--- start MATERIAL FOR THIS EXERCISE ---
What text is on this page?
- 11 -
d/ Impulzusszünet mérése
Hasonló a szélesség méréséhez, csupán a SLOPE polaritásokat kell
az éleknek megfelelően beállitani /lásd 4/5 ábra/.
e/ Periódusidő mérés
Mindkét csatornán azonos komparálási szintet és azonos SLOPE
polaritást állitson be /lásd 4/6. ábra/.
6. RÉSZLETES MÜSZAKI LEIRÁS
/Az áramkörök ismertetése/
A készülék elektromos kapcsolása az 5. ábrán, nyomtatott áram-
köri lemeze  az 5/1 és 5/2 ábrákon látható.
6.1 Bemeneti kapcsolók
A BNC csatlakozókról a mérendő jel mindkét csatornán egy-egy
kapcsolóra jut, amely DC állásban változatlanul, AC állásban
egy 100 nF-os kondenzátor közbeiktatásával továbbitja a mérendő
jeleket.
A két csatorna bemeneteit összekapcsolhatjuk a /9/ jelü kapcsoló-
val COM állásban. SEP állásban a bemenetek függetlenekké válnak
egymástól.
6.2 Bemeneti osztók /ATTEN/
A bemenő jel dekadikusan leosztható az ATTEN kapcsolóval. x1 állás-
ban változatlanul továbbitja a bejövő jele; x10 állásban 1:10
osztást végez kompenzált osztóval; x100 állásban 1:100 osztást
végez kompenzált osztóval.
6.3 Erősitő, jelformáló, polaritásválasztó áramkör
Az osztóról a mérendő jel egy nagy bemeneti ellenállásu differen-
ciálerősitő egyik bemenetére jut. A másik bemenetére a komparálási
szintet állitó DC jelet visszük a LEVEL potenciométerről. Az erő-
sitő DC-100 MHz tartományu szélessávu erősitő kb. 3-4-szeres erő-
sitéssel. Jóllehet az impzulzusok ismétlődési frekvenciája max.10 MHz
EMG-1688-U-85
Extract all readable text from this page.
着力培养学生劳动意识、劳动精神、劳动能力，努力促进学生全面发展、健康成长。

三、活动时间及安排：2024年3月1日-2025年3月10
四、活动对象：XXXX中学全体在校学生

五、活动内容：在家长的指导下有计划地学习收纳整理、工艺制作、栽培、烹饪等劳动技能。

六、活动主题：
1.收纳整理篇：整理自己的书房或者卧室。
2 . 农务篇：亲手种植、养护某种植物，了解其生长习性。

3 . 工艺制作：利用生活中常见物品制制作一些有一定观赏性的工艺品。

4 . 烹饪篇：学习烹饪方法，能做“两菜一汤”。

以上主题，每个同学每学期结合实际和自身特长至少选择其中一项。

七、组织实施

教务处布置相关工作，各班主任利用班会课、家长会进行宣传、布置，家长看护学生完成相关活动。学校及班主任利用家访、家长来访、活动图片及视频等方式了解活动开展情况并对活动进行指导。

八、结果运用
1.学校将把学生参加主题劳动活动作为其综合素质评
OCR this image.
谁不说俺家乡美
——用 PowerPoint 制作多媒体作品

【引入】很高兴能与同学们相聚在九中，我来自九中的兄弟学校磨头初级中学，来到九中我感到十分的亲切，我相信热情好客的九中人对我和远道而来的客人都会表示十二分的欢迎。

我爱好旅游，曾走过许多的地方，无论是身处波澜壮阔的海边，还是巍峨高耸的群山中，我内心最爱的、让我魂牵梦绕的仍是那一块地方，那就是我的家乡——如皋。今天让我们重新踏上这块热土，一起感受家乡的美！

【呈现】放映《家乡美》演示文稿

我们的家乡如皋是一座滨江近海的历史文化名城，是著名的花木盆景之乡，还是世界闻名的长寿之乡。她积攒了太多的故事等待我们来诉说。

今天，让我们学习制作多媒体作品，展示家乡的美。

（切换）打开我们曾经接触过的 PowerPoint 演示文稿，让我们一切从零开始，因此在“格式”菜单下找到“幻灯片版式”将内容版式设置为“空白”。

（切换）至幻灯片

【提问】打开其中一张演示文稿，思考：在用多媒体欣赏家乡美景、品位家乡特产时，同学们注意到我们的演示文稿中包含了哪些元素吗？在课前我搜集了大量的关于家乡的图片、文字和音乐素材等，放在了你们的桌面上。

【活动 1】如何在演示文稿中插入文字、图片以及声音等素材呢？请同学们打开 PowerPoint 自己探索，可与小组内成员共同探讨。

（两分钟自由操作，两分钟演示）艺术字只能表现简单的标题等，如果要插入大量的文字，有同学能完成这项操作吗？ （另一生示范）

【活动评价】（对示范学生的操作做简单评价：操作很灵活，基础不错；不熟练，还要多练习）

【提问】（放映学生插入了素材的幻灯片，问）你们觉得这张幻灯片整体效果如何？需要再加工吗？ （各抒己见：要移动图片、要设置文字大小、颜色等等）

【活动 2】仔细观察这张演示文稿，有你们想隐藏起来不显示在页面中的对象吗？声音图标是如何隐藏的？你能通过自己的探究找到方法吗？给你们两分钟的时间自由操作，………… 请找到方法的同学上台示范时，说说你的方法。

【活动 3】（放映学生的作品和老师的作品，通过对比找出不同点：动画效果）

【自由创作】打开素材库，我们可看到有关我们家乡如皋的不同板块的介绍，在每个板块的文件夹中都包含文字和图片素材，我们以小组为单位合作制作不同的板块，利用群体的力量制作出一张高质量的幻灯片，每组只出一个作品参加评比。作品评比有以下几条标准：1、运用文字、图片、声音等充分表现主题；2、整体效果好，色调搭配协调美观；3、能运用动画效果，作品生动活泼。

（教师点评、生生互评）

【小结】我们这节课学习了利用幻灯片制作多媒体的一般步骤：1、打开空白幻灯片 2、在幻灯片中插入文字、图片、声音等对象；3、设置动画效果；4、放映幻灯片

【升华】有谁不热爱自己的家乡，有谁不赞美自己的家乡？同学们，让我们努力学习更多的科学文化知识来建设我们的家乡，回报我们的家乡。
--- end MATERIAL FOR THIS EXERCISE ---
PROBLEM TO SOLVE: Repeat the records above in full, character for character.

RESPONSE TO THIS EXERCISE:
What text is on this page?
- 11 -
d/ Impulzusszünet mérése
Hasonló a szélesség méréséhez, csupán a SLOPE polaritásokat kell
az éleknek megfelelően beállitani /lásd 4/5 ábra/.
e/ Periódusidő mérés
Mindkét csatornán azonos komparálási szintet és azonos SLOPE
polaritást állitson be /lásd 4/6. ábra/.
6. RÉSZLETES MÜSZAKI LEIRÁS
/Az áramkörök ismertetése/
A készülék elektromos kapcsolása az 5. ábrán, nyomtatott áram-
köri lemeze  az 5/1 és 5/2 ábrákon látható.
6.1 Bemeneti kapcsolók
A BNC csatlakozókról a mérendő jel mindkét csatornán egy-egy
kapcsolóra jut, amely DC állásban változatlanul, AC állásban
egy 100 nF-os kondenzátor közbeiktatásával továbbitja a mérendő
jeleket.
A két csatorna bemeneteit összekapcsolhatjuk a /9/ jelü kapcsoló-
val COM állásban. SEP állásban a bemenetek függetlenekké válnak
egymástól.
6.2 Bemeneti osztók /ATTEN/
A bemenő jel dekadikusan leosztható az ATTEN kapcsolóval. x1 állás-
ban változatlanul továbbitja a bejövő jele; x10 állásban 1:10
osztást végez kompenzált osztóval; x100 állásban 1:100 osztást
végez kompenzált osztóval.
6.3 Erősitő, jelformáló, polaritásválasztó áramkör
Az osztóról a mérendő jel egy nagy bemeneti ellenállásu differen-
ciálerősitő egyik bemenetére jut. A másik bemenetére a komparálási
szintet állitó DC jelet visszük a LEVEL potenciométerről. Az erő-
sitő DC-100 MHz tartományu szélessávu erősitő kb. 3-4-szeres erő-
sitéssel. Jóllehet az impzulzusok ismétlődési frekvenciája max.10 MHz
EMG-1688-U-85
Extract all readable text from this page.
着力培养学生劳动意识、劳动精神、劳动能力，努力促进学生全面发展、健康成长。

三、活动时间及安排：2024年3月1日-2025年3月10
四、活动对象：XXXX中学全体在校学生

五、活动内容：在家长的指导下有计划地学习收纳整理、工艺制作、栽培、烹饪等劳动技能。

六、活动主题：
1.收纳整理篇：整理自己的书房或者卧室。
2 . 农务篇：亲手种植、养护某种植物，了解其生长习性。

3 . 工艺制作：利用生活中常见物品制制作一些有一定观赏性的工艺品。

4 . 烹饪篇：学习烹饪方法，能做“两菜一汤”。

以上主题，每个同学每学期结合实际和自身特长至少选择其中一项。

七、组织实施

教务处布置相关工作，各班主任利用班会课、家长会进行宣传、布置，家长看护学生完成相关活动。学校及班主任利用家访、家长来访、活动图片及视频等方式了解活动开展情况并对活动进行指导。

八、结果运用
1.学校将把学生参加主题劳动活动作为其综合素质评
OCR this image.
谁不说俺家乡美
——用 PowerPoint 制作多媒体作品

【引入】很高兴能与同学们相聚在九中，我来自九中的兄弟学校磨头初级中学，来到九中我感到十分的亲切，我相信热情好客的九中人对我和远道而来的客人都会表示十二分的欢迎。

我爱好旅游，曾走过许多的地方，无论是身处波澜壮阔的海边，还是巍峨高耸的群山中，我内心最爱的、让我魂牵梦绕的仍是那一块地方，那就是我的家乡——如皋。今天让我们重新踏上这块热土，一起感受家乡的美！

【呈现】放映《家乡美》演示文稿

我们的家乡如皋是一座滨江近海的历史文化名城，是著名的花木盆景之乡，还是世界闻名的长寿之乡。她积攒了太多的故事等待我们来诉说。

今天，让我们学习制作多媒体作品，展示家乡的美。

（切换）打开我们曾经接触过的 PowerPoint 演示文稿，让我们一切从零开始，因此在“格式”菜单下找到“幻灯片版式”将内容版式设置为“空白”。

（切换）至幻灯片

【提问】打开其中一张演示文稿，思考：在用多媒体欣赏家乡美景、品位家乡特产时，同学们注意到我们的演示文稿中包含了哪些元素吗？在课前我搜集了大量的关于家乡的图片、文字和音乐素材等，放在了你们的桌面上。

【活动 1】如何在演示文稿中插入文字、图片以及声音等素材呢？请同学们打开 PowerPoint 自己探索，可与小组内成员共同探讨。

（两分钟自由操作，两分钟演示）艺术字只能表现简单的标题等，如果要插入大量的文字，有同学能完成这项操作吗？ （另一生示范）

【活动评价】（对示范学生的操作做简单评价：操作很灵活，基础不错；不熟练，还要多练习）

【提问】（放映学生插入了素材的幻灯片，问）你们觉得这张幻灯片整体效果如何？需要再加工吗？ （各抒己见：要移动图片、要设置文字大小、颜色等等）

【活动 2】仔细观察这张演示文稿，有你们想隐藏起来不显示在页面中的对象吗？声音图标是如何隐藏的？你能通过自己的探究找到方法吗？给你们两分钟的时间自由操作，………… 请找到方法的同学上台示范时，说说你的方法。

【活动 3】（放映学生的作品和老师的作品，通过对比找出不同点：动画效果）

【自由创作】打开素材库，我们可看到有关我们家乡如皋的不同板块的介绍，在每个板块的文件夹中都包含文字和图片素材，我们以小组为单位合作制作不同的板块，利用群体的力量制作出一张高质量的幻灯片，每组只出一个作品参加评比。作品评比有以下几条标准：1、运用文字、图片、声音等充分表现主题；2、整体效果好，色调搭配协调美观；3、能运用动画效果，作品生动活泼。

（教师点评、生生互评）

【小结】我们这节课学习了利用幻灯片制作多媒体的一般步骤：1、打开空白幻灯片 2、在幻灯片中插入文字、图片、声音等对象；3、设置动画效果；4、放映幻灯片

【升华】有谁不热爱自己的家乡，有谁不赞美自己的家乡？同学们，让我们努力学习更多的科学文化知识来建设我们的家乡，回报我们的家乡。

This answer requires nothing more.